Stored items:
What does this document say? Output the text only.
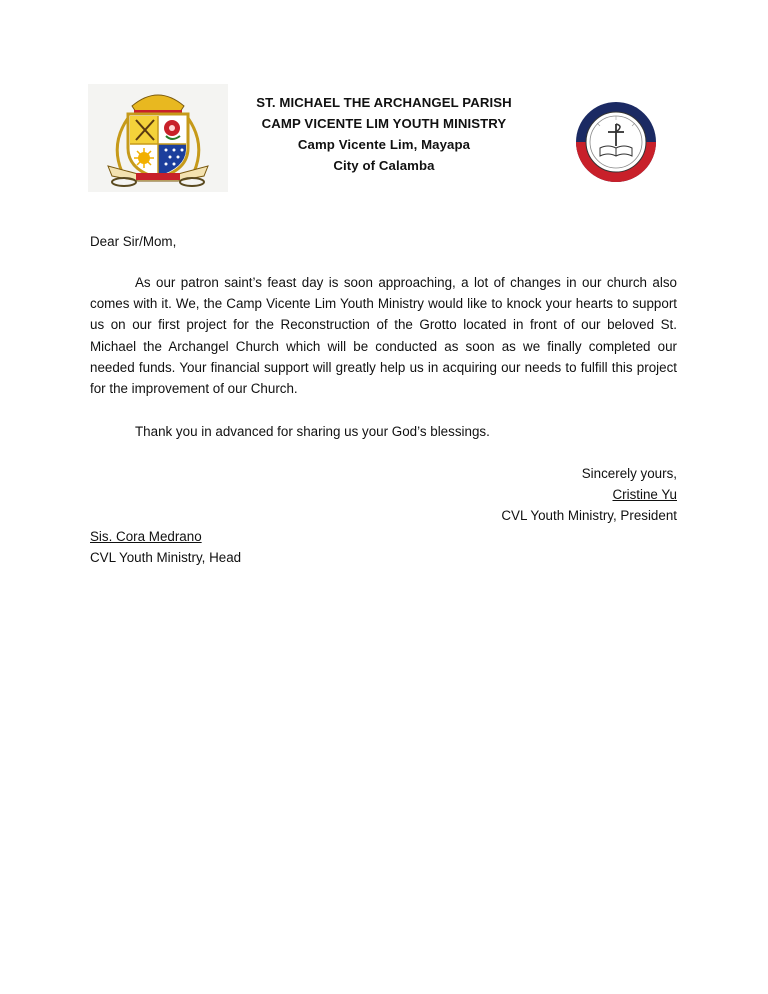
ST. MICHAEL THE ARCHANGEL PARISH
CAMP VICENTE LIM YOUTH MINISTRY
Camp Vicente Lim, Mayapa
City of Calamba
Dear Sir/Mom,
As our patron saint’s feast day is soon approaching, a lot of changes in our church also comes with it. We, the Camp Vicente Lim Youth Ministry would like to knock your hearts to support us on our first project for the Reconstruction of the Grotto located in front of our beloved St. Michael the Archangel Church which will be conducted as soon as we finally completed our needed funds. Your financial support will greatly help us in acquiring our needs to fulfill this project for the improvement of our Church.
Thank you in advanced for sharing us your God’s blessings.
Sincerely yours,
Cristine Yu
CVL Youth Ministry, President
Sis. Cora Medrano
CVL Youth Ministry, Head
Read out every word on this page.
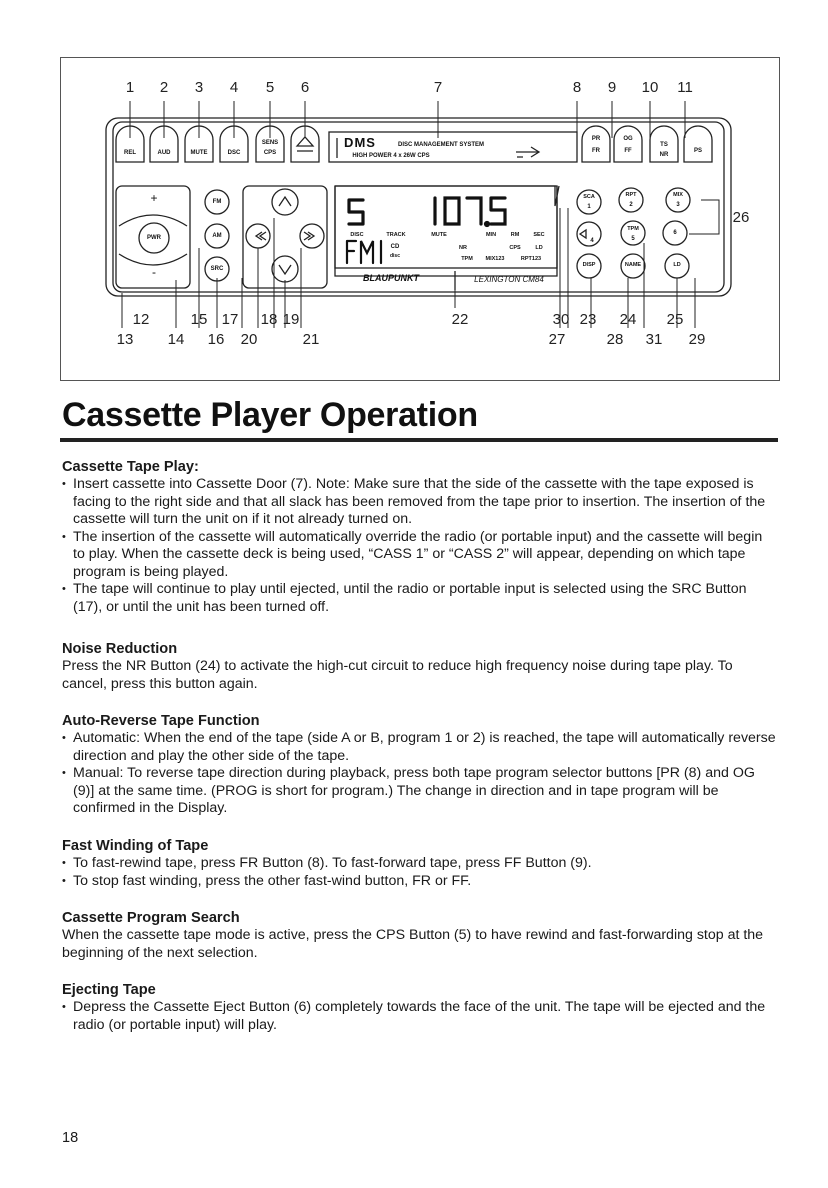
REL	AUD	MUTE	DSC
SENS
CPS
PR
FR
OG
FF
TS
NR
PS
DMS	DISC MANAGEMENT SYSTEM
HIGH POWER 4 x 26W CPS
PWR
FM
AM
SRC
+
-
DISC	TRACK	MUTE	MIN	RM	SEC
NR	CPS	LD
TPM MIX123	RPT123
CD
disc
BLAUPUNKT	LEXINGTON CM84
SCA
1
RPT
2
MIX
3
4
TPM
5
6
DISP	NAME	LD
1 2 3 4 5 6	7	8 9 10 11
26
12	15 17 18 19	22	30 23 24 25
13 14 16 20	21	27	28 31 29
Cassette Player Operation
Cassette Tape Play:
• Insert cassette into Cassette Door (7). Note: Make sure that the side of the cassette with the tape exposed is facing to the right side and that all slack has been removed from the tape prior to insertion. The insertion of the cassette will turn the unit on if it not already turned on.
• The insertion of the cassette will automatically override the radio (or portable input) and the cassette will begin to play. When the cassette deck is being used, “CASS 1” or “CASS 2” will appear, depending on which tape program is being played.
• The tape will continue to play until ejected, until the radio or portable input is selected using the SRC Button (17), or until the unit has been turned off.
Noise Reduction

Press the NR Button (24) to activate the high-cut circuit to reduce high frequency noise during tape play. To cancel, press this button again.

Auto-Reverse Tape Function
• Automatic: When the end of the tape (side A or B, program 1 or 2) is reached, the tape will automatically reverse direction and play the other side of the tape.
• Manual: To reverse tape direction during playback, press both tape program selector buttons [PR (8) and OG (9)] at the same time. (PROG is short for program.) The change in direction and in tape program will be confirmed in the Display.
Fast Winding of Tape
• To fast-rewind tape, press FR Button (8). To fast-forward tape, press FF Button (9).
• To stop fast winding, press the other fast-wind button, FR or FF.
Cassette Program Search

When the cassette tape mode is active, press the CPS Button (5) to have rewind and fast-forwarding stop at the beginning of the next selection.

Ejecting Tape
• Depress the Cassette Eject Button (6) completely towards the face of the unit. The tape will be ejected and the radio (or portable input) will play.
18
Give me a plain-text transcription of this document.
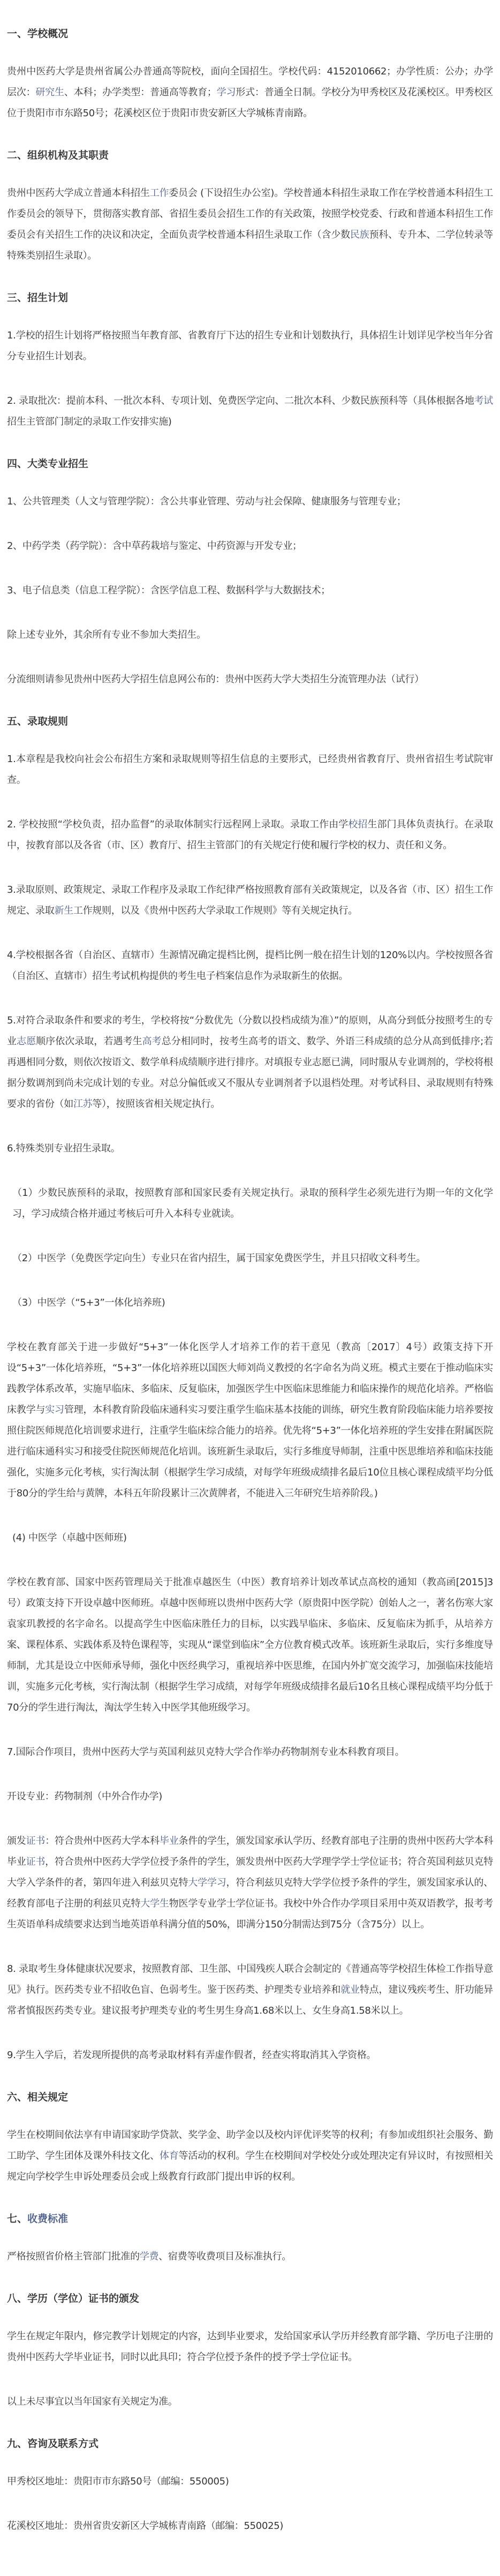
一、学校概况

贵州中医药大学是贵州省属公办普通高等院校，面向全国招生。学校代码：4152010662；办学性质：公办；办学层次：研究生、本科；办学类型：普通高等教育；学习形式：普通全日制。学校分为甲秀校区及花溪校区。甲秀校区位于贵阳市市东路50号；花溪校区位于贵阳市贵安新区大学城栋青南路。

二、组织机构及其职责

贵州中医药大学成立普通本科招生工作委员会 (下设招生办公室)。学校普通本科招生录取工作在学校普通本科招生工作委员会的领导下，贯彻落实教育部、省招生委员会招生工作的有关政策，按照学校党委、行政和普通本科招生工作委员会有关招生工作的决议和决定，全面负责学校普通本科招生录取工作（含少数民族预科、专升本、二学位转录等特殊类别招生录取）。

三、招生计划

1.学校的招生计划将严格按照当年教育部、省教育厅下达的招生专业和计划数执行，具体招生计划详见学校当年分省分专业招生计划表。

2. 录取批次：提前本科、一批次本科、专项计划、免费医学定向、二批次本科、少数民族预科等（具体根据各地考试招生主管部门制定的录取工作安排实施)

四、大类专业招生

1、公共管理类（人文与管理学院）：含公共事业管理、劳动与社会保障、健康服务与管理专业；

2、中药学类（药学院）：含中草药栽培与鉴定、中药资源与开发专业；

3、电子信息类（信息工程学院）：含医学信息工程、数据科学与大数据技术；

除上述专业外，其余所有专业不参加大类招生。

分流细则请参见贵州中医药大学招生信息网公布的：贵州中医药大学大类招生分流管理办法（试行）

五、录取规则

1.本章程是我校向社会公布招生方案和录取规则等招生信息的主要形式，已经贵州省教育厅、贵州省招生考试院审查。

2. 学校按照“学校负责，招办监督”的录取体制实行远程网上录取。录取工作由学校招生部门具体负责执行。在录取中，按教育部以及各省（市、区）教育厅、招生主管部门的有关规定行使和履行学校的权力、责任和义务。

3.录取原则、政策规定、录取工作程序及录取工作纪律严格按照教育部有关政策规定，以及各省（市、区）招生工作规定、录取新生工作规则，以及《贵州中医药大学录取工作规则》等有关规定执行。

4.学校根据各省（自治区、直辖市）生源情况确定提档比例，提档比例一般在招生计划的120%以内。学校按照各省（自治区、直辖市）招生考试机构提供的考生电子档案信息作为录取新生的依据。

5.对符合录取条件和要求的考生，学校将按“分数优先（分数以投档成绩为准）”的原则，从高分到低分按照考生的专业志愿顺序依次录取，若遇考生高考总分相同时，按考生高考的语文、数学、外语三科成绩的总分从高到低排序;若再遇相同分数，则依次按语文、数学单科成绩顺序进行排序。对填报专业志愿已满，同时服从专业调剂的，学校将根据分数调剂到尚未完成计划的专业。对总分偏低或又不服从专业调剂者予以退档处理。对考试科目、录取规则有特殊要求的省份（如江苏等），按照该省相关规定执行。

6.特殊类别专业招生录取。

（1）少数民族预科的录取，按照教育部和国家民委有关规定执行。录取的预科学生必须先进行为期一年的文化学习，学习成绩合格并通过考核后可升入本科专业就读。

（2）中医学（免费医学定向生）专业只在省内招生，属于国家免费医学生，并且只招收文科考生。

（3）中医学（“5+3”一体化培养班)

学校在教育部关于进一步做好“5+3”一体化医学人才培养工作的若干意见（教高〔2017〕4号）政策支持下开设“5+3”一体化培养班，“5+3”一体化培养班以国医大师刘尚义教授的名字命名为尚义班。模式主要在于推动临床实践教学体系改革，实施早临床、多临床、反复临床，加强医学生中医临床思维能力和临床操作的规范化培养。严格临床教学与实习管理，本科教育阶段临床通科实习要注重学生临床基本技能的训练，研究生教育阶段临床能力培养要按照住院医师规范化培训要求进行，注重学生临床综合能力的培养。优先将“5+3”一体化培养班的学生安排在附属医院进行临床通科实习和接受住院医师规范化培训。该班新生录取后，实行多维度导师制，注重中医思维培养和临床技能强化，实施多元化考核，实行淘汰制（根据学生学习成绩，对每学年班级成绩排名最后10位且核心课程成绩平均分低于80分的学生给与黄牌，本科五年阶段累计三次黄牌者，不能进入三年研究生培养阶段。)

(4) 中医学（卓越中医师班)

学校在教育部、国家中医药管理局关于批准卓越医生（中医）教育培养计划改革试点高校的通知（教高函[2015]3号）政策支持下开设卓越中医师班。卓越中医师班以贵州中医药大学（原贵阳中医学院）创始人之一，著名伤寒大家袁家玑教授的名字命名。以提高学生中医临床胜任力的目标，以实践早临床、多临床、反复临床为抓手，从培养方案、课程体系、实践体系及特色课程等，实现从“课堂到临床”全方位教育模式改革。该班新生录取后，实行多维度导师制，尤其是设立中医师承导师，强化中医经典学习，重视培养中医思维，在国内外扩宽交流学习，加强临床技能培训，实施多元化考核，实行淘汰制（根据学生学习成绩，对每学年班级成绩排名最后10名且核心课程成绩平均分低于70分的学生进行淘汰，淘汰学生转入中医学其他班级学习。

7.国际合作项目，贵州中医药大学与英国利兹贝克特大学合作举办药物制剂专业本科教育项目。

开设专业：药物制剂（中外合作办学)

颁发证书：符合贵州中医药大学本科毕业条件的学生，颁发国家承认学历、经教育部电子注册的贵州中医药大学本科毕业证书，符合贵州中医药大学学位授予条件的学生，颁发贵州中医药大学理学学士学位证书；符合英国利兹贝克特大学入学条件的者，第四年进入利兹贝克特大学学习，符合利兹贝克特大学学位授予条件的学生，颁发国家承认的、经教育部电子注册的利兹贝克特大学生物医学专业学士学位证书。我校中外合作办学项目采用中英双语教学，报考考生英语单科成绩要求达到当地英语单科满分值的50%，即满分150分制需达到75分（含75分）以上。

8. 录取考生身体健康状况要求，按照教育部、卫生部、中国残疾人联合会制定的《普通高等学校招生体检工作指导意见》执行。医药类专业不招收色盲、色弱考生。鉴于医药类、护理类专业培养和就业特点，建议残疾考生、肝功能异常者慎报医药类专业。建议报考护理类专业的考生男生身高1.68米以上、女生身高1.58米以上。

9.学生入学后，若发现所提供的高考录取材料有弄虚作假者，经查实将取消其入学资格。

六、相关规定

学生在校期间依法享有申请国家助学贷款、奖学金、助学金以及校内评优评奖等的权利；有参加或组织社会服务、勤工助学、学生团体及课外科技文化、体育等活动的权利。学生在校期间对学校处分或处理决定有异议时，有按照相关规定向学校学生申诉处理委员会或上级教育行政部门提出申诉的权利。

七、收费标准

严格按照省价格主管部门批准的学费、宿费等收费项目及标准执行。

八、学历（学位）证书的颁发

学生在规定年限内，修完教学计划规定的内容，达到毕业要求，发给国家承认学历并经教育部学籍、学历电子注册的贵州中医药大学毕业证书，同时以此具印；符合学位授予条件的授予学士学位证书。

以上未尽事宜以当年国家有关规定为准。

九、咨询及联系方式

甲秀校区地址：贵阳市市东路50号（邮编：550005)

花溪校区地址：贵州省贵安新区大学城栋青南路（邮编：550025)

▶ What you are asked to do:
Copy every single line of the material above that holds "other".

▶ The response:
• Automatic: When the end of the tape (side A or B, program 1 or 2) is reached, the tape will automatically reverse direction and play the other side of the tape.
• To stop fast winding, press the other fast-wind button, FR or FF.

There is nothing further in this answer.